• _DATA RECORDS_

◆ ◆ ◆

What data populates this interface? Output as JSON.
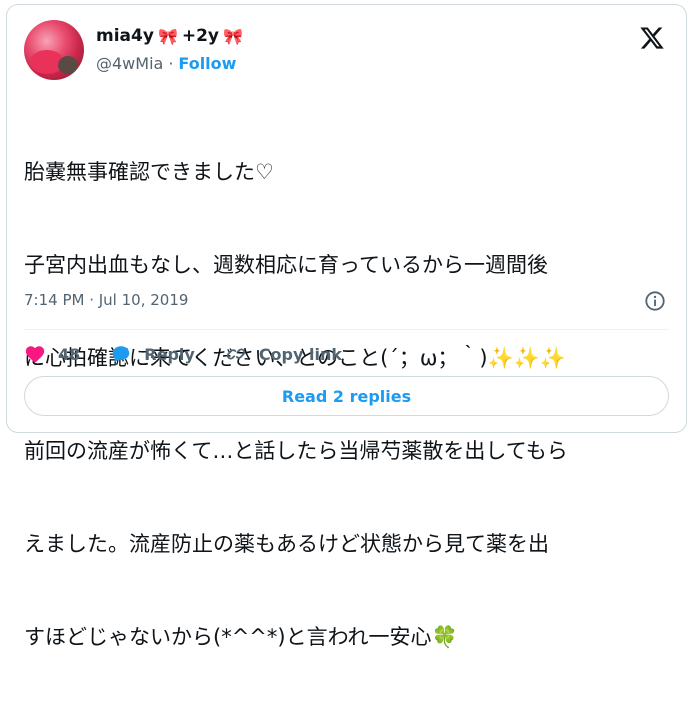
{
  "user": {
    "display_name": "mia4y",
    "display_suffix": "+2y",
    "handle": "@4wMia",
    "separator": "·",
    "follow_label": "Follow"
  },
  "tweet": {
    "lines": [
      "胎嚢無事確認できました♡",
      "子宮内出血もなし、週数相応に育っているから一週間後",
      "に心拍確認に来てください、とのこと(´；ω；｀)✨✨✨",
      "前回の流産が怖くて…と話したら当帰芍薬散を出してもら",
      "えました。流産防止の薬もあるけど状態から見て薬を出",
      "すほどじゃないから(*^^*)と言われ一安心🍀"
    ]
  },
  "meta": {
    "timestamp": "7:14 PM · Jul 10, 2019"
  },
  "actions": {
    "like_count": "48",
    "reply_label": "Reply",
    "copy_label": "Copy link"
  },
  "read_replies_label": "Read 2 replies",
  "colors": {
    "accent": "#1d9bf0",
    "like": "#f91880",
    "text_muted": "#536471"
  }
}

◆ ◆ ◆

• _GIVEN PROBLEM_
Transcribe the whole listing exactly. Pictures stay out of your copy.

• _TASK ANSWER_
What data populates this interface? Output as JSON.
{
  "user": {
    "display_name": "mia4y",
    "display_suffix": "+2y",
    "handle": "@4wMia",
    "separator": "·",
    "follow_label": "Follow"
  },
  "tweet": {
    "lines": [
      "胎嚢無事確認できました♡",
      "子宮内出血もなし、週数相応に育っているから一週間後",
      "に心拍確認に来てください、とのこと(´；ω；｀)✨✨✨",
      "前回の流産が怖くて…と話したら当帰芍薬散を出してもら",
      "えました。流産防止の薬もあるけど状態から見て薬を出",
      "すほどじゃないから(*^^*)と言われ一安心🍀"
    ]
  },
  "meta": {
    "timestamp": "7:14 PM · Jul 10, 2019"
  },
  "actions": {
    "like_count": "48",
    "reply_label": "Reply",
    "copy_label": "Copy link"
  },
  "read_replies_label": "Read 2 replies",
  "colors": {
    "accent": "#1d9bf0",
    "like": "#f91880",
    "text_muted": "#536471"
  }
}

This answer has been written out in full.